→ **BRANO DEL DOCUMENTO**:
· · · · ·

Per questo motivo, il territorio contiene in sé le testimonianze della storia culturale e sociale delle persone che lo hanno vissuto e modellato, lasciando tracce delle loro conoscenze ed esperienze come risultato di una lunga interazione tra loro e l’ambiente circostante. 

L’insieme dei resti materiali (come l’alterazione del paesaggio o delle tipologie costruttive) e immateriali (come i miti o le peculiarità linguistiche) rappresenta quello che viene descritto come il patrimonio culturale di un luogo. Ciò comprende non solo le realizzazioni o gli eventi eccezionali, ma anche gli avvenimenti e le pratiche quotidiane.

Nel nostro progetto utilizziamo quindi un concetto “nuovo” di territorio: non solo un luogo in cui si vive e si lavora, ma anche il luogo che conserva la storia delle persone che lo hanno vissuto e lo hanno cambiato nel passato, i segni che lo caratterizzano. C’è la consapevolezza che il territorio contiene un patrimonio variegato, ricco di dettagli, e soprattutto, una rete di relazioni tra gli elementi che lo contraddistinguono. Questo insieme di relazioni invisibili tra elementi lo rende molto diverso e molto di più di un mero inventario di beni materiali e immateriali; pertanto la promozione di un territorio deve essere sviluppata nell’interazione con gli abitanti: perché ne sono parte e quindi possono rivelare tali relazioni. Questo approccio aiuta a evitare la perdita delle conoscenze specifiche dei luoghi, quelle che sono l’espressione della saggezza fondamentale delle generazioni e ne previene il degrado, l’uso selvaggio e l’abbandono. Un luogo comprende i ricordi, spesso collettivi, le azioni e le relazioni, i valori e diversi fatti complessi, a volte più vicini alle persone e ai sentimenti che alla geografia.

Le Parish Map

La Parish Map è uno strumento con cui gli abitanti di un determinato luogo possono presentare il patrimonio, il paesaggio e le conoscenze con cui si identificano e che desiderano trasmettere alle nuove generazioni. Essa mette in evidenza il modo in cui una comunità locale vede e percepisce un territorio e come valorizza le sue memorie, le sue trasformazioni, la sua realtà esistente e come immagina il futuro. Consiste in una rappresentazione cartografica con disegni del territorio, e/o con un racconto o serie di racconti e/o con altro che evidenzi la storia e i valori in cui la comunità si identifica.

Partendo dal presupposto che non si apprezza ciò che non si conosce, una Parish Map, costruita insieme a chi vive nel territorio, permette di riscoprire il reale valore dei luoghi e di recuperare informazioni spesso trascurate o considerate poco significative dalla cartografia classica o dai documenti ufficiali. Una Parish Map è inserita nel territorio e offre la possibilità di scegliere cosa includere e cosa tralasciare della rappresentazione di una comunità e quindi della costruzione di un itinerario.

· · · · ·

→ **ATTIVITÀ PREVISTE**:
1 – Quali esempi di resti immateriali cita il brano sul territorio e sulle Parish Map?
2 – Scriva il seguito del brano sul territorio e sulle Parish Map, riprendendo dopo la sua ultima frase.

→ **DATI**:
· · · · ·

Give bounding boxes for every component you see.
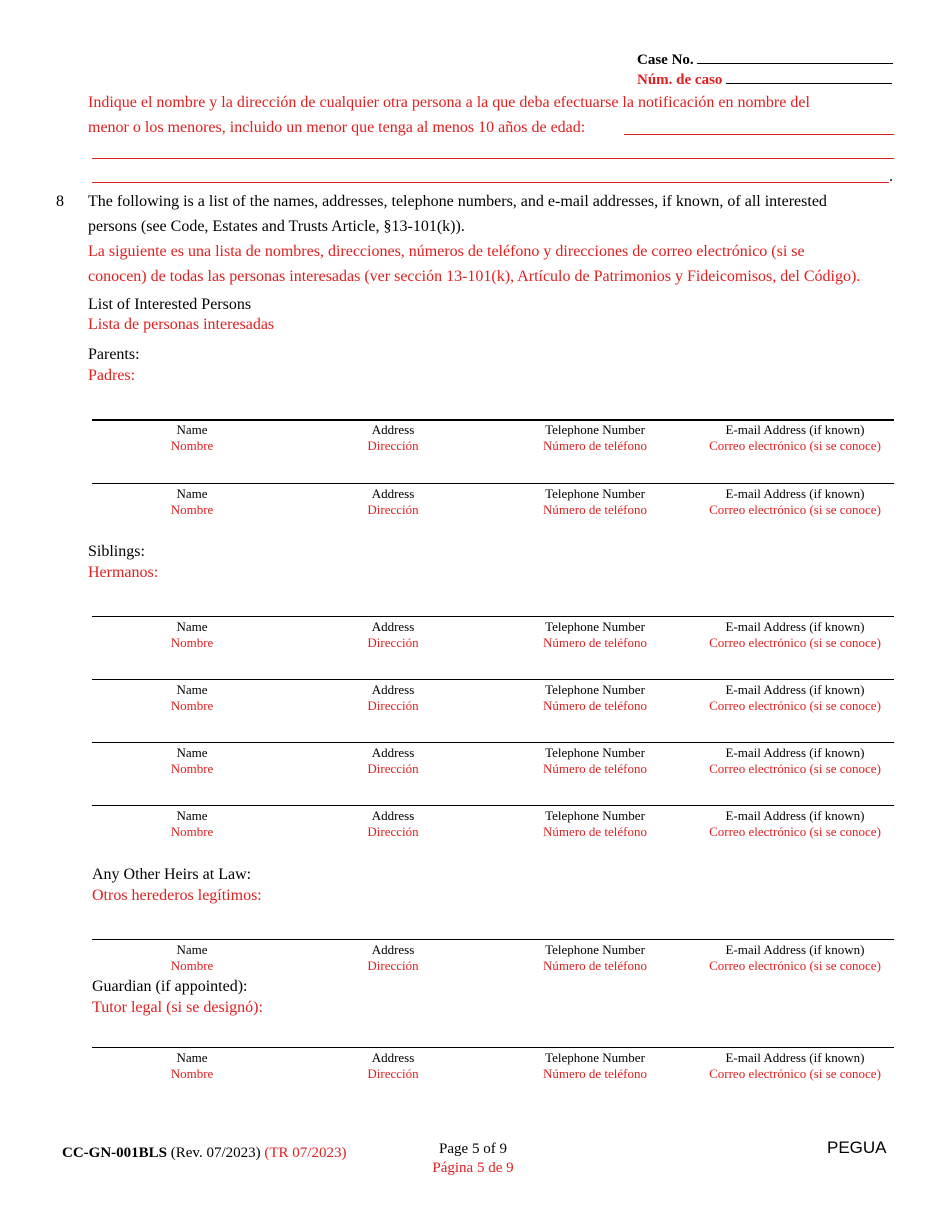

· · · · ·

→ **LE RISPOSTE**:
1 – I miti o le peculiarità linguistiche.

2 –
Storia e significato delle Parish Map

Il concetto di Parish Map è nato nei primi anni ’80 in Inghilterra grazie all’iniziativa della Common Ground, un’organizzazione no profit, che ha scelto di lavorare sulla comprensione e la promozione del patrimonio locale attraverso il coinvolgimento attivo e creativo delle comunità locali. 

Una Parish Map è uno strumento volutamente provocatorio e insolito che non dà risposte assolute alla domanda su cosa significhino i luoghi e sul ruolo degli abitanti. Piuttosto, fornisce prospettive individuali di ciò che la gente considera come ‘preziosa unicità locale’.

Le Parish Map rappresentano i luoghi così come sono percepiti dai loro abitanti, che hanno un’esperienza e un rapporto diretto con il territorio e sono quindi gli esperti di quel territorio.

Nel nostro caso la parola Parrocchia (Parish), non ha niente di religioso, infatti deriva dalla parola tardo latina paroecia vicinato, abitare accanto,  e definisce lo stretto legame tra le persone e i luoghi, la loro interdipendenza vitale e costruttiva, e richiama il senso di appartenenza ad una comunità – un termine che implica comunanza e che esprime chiaramente la semplice domanda: cosa abbiamo in comune?

Con il passare degli anni, le Parish Map possono registrare la conoscenza specifica e non scritta di ogni luogo, mappando i cambiamenti da diverse prospettive e mettendo sempre in evidenza le relazioni e l’interdipendenza tra le persone e i luoghi.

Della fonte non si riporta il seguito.